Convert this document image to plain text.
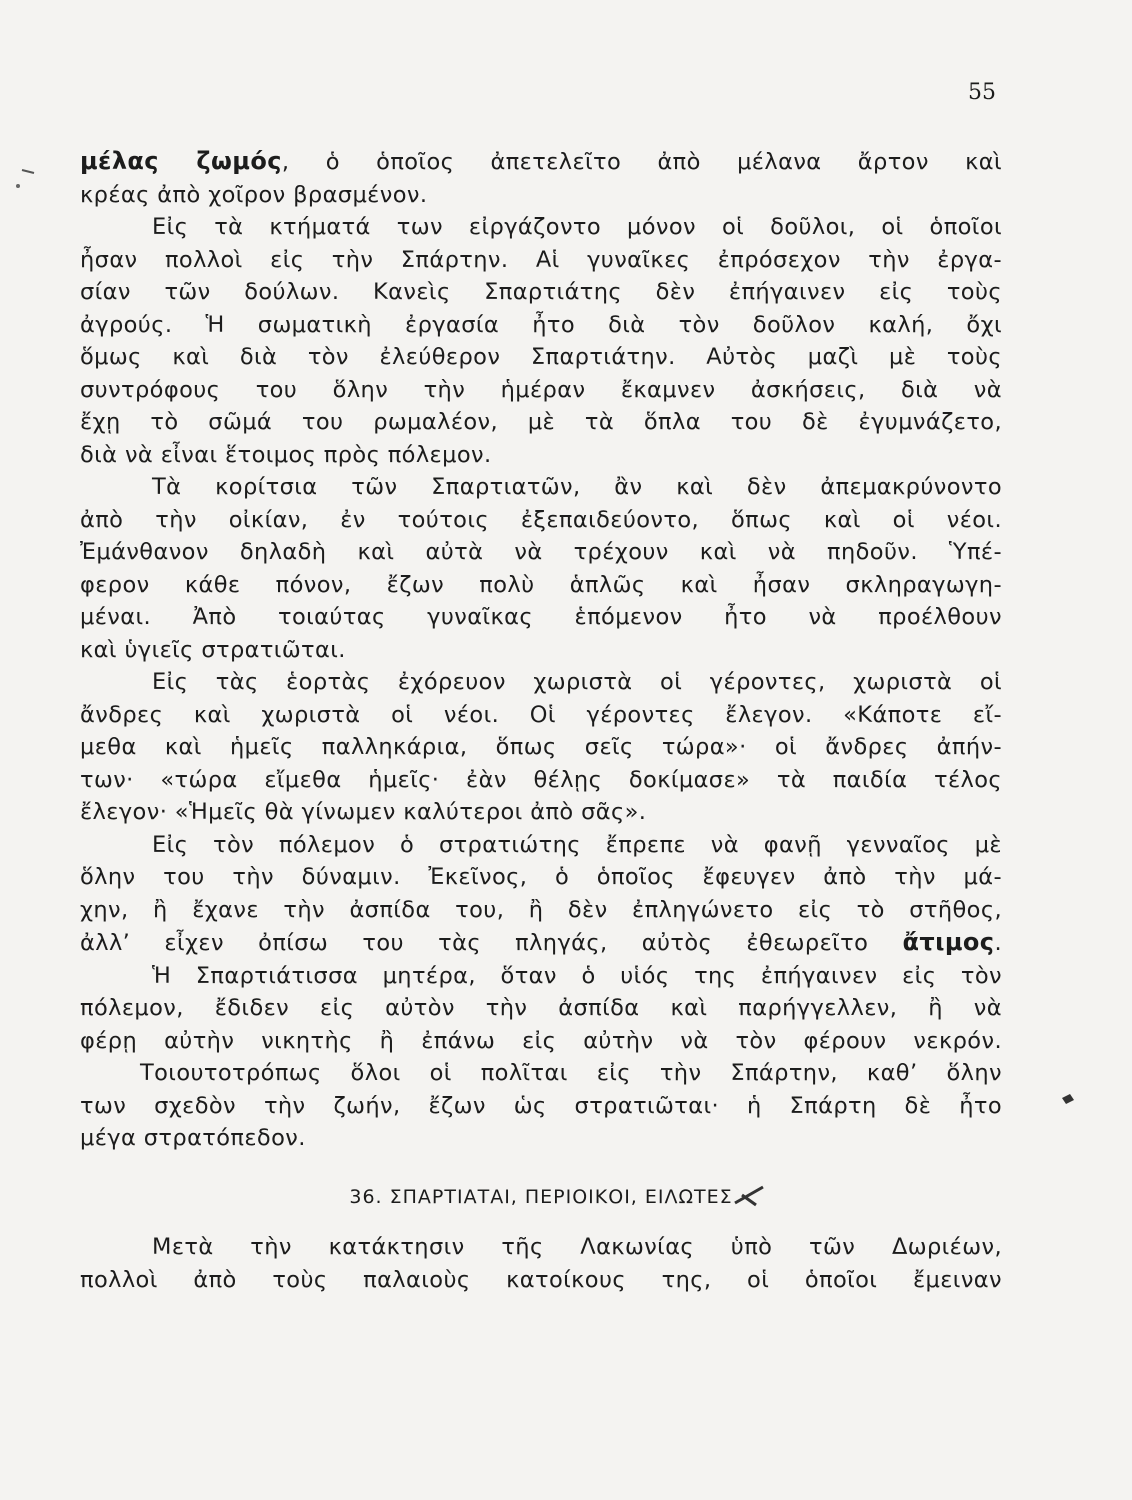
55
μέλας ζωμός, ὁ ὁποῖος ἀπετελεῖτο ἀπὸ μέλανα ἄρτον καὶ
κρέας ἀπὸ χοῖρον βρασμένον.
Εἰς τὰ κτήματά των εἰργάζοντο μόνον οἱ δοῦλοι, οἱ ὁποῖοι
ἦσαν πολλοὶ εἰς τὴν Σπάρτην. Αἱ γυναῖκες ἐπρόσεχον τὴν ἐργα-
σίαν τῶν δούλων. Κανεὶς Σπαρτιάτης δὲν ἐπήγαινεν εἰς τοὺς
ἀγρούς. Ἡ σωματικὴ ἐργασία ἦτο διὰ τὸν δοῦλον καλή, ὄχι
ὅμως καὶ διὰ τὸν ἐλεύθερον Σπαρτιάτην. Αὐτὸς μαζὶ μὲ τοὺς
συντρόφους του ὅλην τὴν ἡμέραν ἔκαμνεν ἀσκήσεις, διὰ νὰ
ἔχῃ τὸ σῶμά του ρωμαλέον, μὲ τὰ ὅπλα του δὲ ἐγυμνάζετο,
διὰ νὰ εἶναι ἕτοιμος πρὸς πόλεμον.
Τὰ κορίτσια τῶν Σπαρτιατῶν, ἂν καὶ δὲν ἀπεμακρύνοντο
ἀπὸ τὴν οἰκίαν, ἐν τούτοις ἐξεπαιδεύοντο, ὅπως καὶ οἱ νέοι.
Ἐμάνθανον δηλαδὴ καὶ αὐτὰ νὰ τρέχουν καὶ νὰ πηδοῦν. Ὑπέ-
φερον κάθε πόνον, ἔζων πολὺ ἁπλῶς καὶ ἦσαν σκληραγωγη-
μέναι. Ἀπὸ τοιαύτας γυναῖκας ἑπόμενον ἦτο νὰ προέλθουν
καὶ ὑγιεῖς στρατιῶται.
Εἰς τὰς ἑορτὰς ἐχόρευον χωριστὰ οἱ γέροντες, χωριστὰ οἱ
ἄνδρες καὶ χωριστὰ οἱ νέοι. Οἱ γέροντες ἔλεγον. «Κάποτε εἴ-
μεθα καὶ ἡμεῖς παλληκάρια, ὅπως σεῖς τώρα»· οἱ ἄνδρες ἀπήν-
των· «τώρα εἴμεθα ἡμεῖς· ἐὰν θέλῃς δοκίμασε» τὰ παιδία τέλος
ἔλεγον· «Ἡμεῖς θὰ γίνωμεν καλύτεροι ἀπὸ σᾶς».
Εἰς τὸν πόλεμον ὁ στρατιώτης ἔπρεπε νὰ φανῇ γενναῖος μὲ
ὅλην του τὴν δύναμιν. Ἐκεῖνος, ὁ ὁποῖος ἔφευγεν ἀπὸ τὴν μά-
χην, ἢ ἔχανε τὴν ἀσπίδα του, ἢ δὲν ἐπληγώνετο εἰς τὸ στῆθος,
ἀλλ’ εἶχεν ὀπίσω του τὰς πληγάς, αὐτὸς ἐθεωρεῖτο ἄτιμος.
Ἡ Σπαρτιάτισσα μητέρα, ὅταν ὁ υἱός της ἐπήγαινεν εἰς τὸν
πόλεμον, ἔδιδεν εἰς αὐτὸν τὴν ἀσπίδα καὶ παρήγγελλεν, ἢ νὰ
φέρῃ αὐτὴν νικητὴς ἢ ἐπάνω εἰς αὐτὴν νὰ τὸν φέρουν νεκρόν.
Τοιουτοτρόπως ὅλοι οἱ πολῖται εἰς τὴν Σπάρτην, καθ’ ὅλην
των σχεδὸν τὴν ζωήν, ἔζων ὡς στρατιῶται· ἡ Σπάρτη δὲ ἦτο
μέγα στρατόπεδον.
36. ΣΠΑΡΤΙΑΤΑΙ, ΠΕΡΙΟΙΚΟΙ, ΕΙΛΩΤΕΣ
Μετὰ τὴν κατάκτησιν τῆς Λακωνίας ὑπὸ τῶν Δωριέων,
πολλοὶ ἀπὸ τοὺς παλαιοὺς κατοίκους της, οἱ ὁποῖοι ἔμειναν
-=-=-
Set every line down exactly as written, leaving each picture out.

Convert this document image to plain text.
55
μέλας ζωμός, ὁ ὁποῖος ἀπετελεῖτο ἀπὸ μέλανα ἄρτον καὶ
κρέας ἀπὸ χοῖρον βρασμένον.
Εἰς τὰ κτήματά των εἰργάζοντο μόνον οἱ δοῦλοι, οἱ ὁποῖοι
ἦσαν πολλοὶ εἰς τὴν Σπάρτην. Αἱ γυναῖκες ἐπρόσεχον τὴν ἐργα-
σίαν τῶν δούλων. Κανεὶς Σπαρτιάτης δὲν ἐπήγαινεν εἰς τοὺς
ἀγρούς. Ἡ σωματικὴ ἐργασία ἦτο διὰ τὸν δοῦλον καλή, ὄχι
ὅμως καὶ διὰ τὸν ἐλεύθερον Σπαρτιάτην. Αὐτὸς μαζὶ μὲ τοὺς
συντρόφους του ὅλην τὴν ἡμέραν ἔκαμνεν ἀσκήσεις, διὰ νὰ
ἔχῃ τὸ σῶμά του ρωμαλέον, μὲ τὰ ὅπλα του δὲ ἐγυμνάζετο,
διὰ νὰ εἶναι ἕτοιμος πρὸς πόλεμον.
Τὰ κορίτσια τῶν Σπαρτιατῶν, ἂν καὶ δὲν ἀπεμακρύνοντο
ἀπὸ τὴν οἰκίαν, ἐν τούτοις ἐξεπαιδεύοντο, ὅπως καὶ οἱ νέοι.
Ἐμάνθανον δηλαδὴ καὶ αὐτὰ νὰ τρέχουν καὶ νὰ πηδοῦν. Ὑπέ-
φερον κάθε πόνον, ἔζων πολὺ ἁπλῶς καὶ ἦσαν σκληραγωγη-
μέναι. Ἀπὸ τοιαύτας γυναῖκας ἑπόμενον ἦτο νὰ προέλθουν
καὶ ὑγιεῖς στρατιῶται.
Εἰς τὰς ἑορτὰς ἐχόρευον χωριστὰ οἱ γέροντες, χωριστὰ οἱ
ἄνδρες καὶ χωριστὰ οἱ νέοι. Οἱ γέροντες ἔλεγον. «Κάποτε εἴ-
μεθα καὶ ἡμεῖς παλληκάρια, ὅπως σεῖς τώρα»· οἱ ἄνδρες ἀπήν-
των· «τώρα εἴμεθα ἡμεῖς· ἐὰν θέλῃς δοκίμασε» τὰ παιδία τέλος
ἔλεγον· «Ἡμεῖς θὰ γίνωμεν καλύτεροι ἀπὸ σᾶς».
Εἰς τὸν πόλεμον ὁ στρατιώτης ἔπρεπε νὰ φανῇ γενναῖος μὲ
ὅλην του τὴν δύναμιν. Ἐκεῖνος, ὁ ὁποῖος ἔφευγεν ἀπὸ τὴν μά-
χην, ἢ ἔχανε τὴν ἀσπίδα του, ἢ δὲν ἐπληγώνετο εἰς τὸ στῆθος,
ἀλλ’ εἶχεν ὀπίσω του τὰς πληγάς, αὐτὸς ἐθεωρεῖτο ἄτιμος.
Ἡ Σπαρτιάτισσα μητέρα, ὅταν ὁ υἱός της ἐπήγαινεν εἰς τὸν
πόλεμον, ἔδιδεν εἰς αὐτὸν τὴν ἀσπίδα καὶ παρήγγελλεν, ἢ νὰ
φέρῃ αὐτὴν νικητὴς ἢ ἐπάνω εἰς αὐτὴν νὰ τὸν φέρουν νεκρόν.
Τοιουτοτρόπως ὅλοι οἱ πολῖται εἰς τὴν Σπάρτην, καθ’ ὅλην
των σχεδὸν τὴν ζωήν, ἔζων ὡς στρατιῶται· ἡ Σπάρτη δὲ ἦτο
μέγα στρατόπεδον.
36. ΣΠΑΡΤΙΑΤΑΙ, ΠΕΡΙΟΙΚΟΙ, ΕΙΛΩΤΕΣ
Μετὰ τὴν κατάκτησιν τῆς Λακωνίας ὑπὸ τῶν Δωριέων,
πολλοὶ ἀπὸ τοὺς παλαιοὺς κατοίκους της, οἱ ὁποῖοι ἔμειναν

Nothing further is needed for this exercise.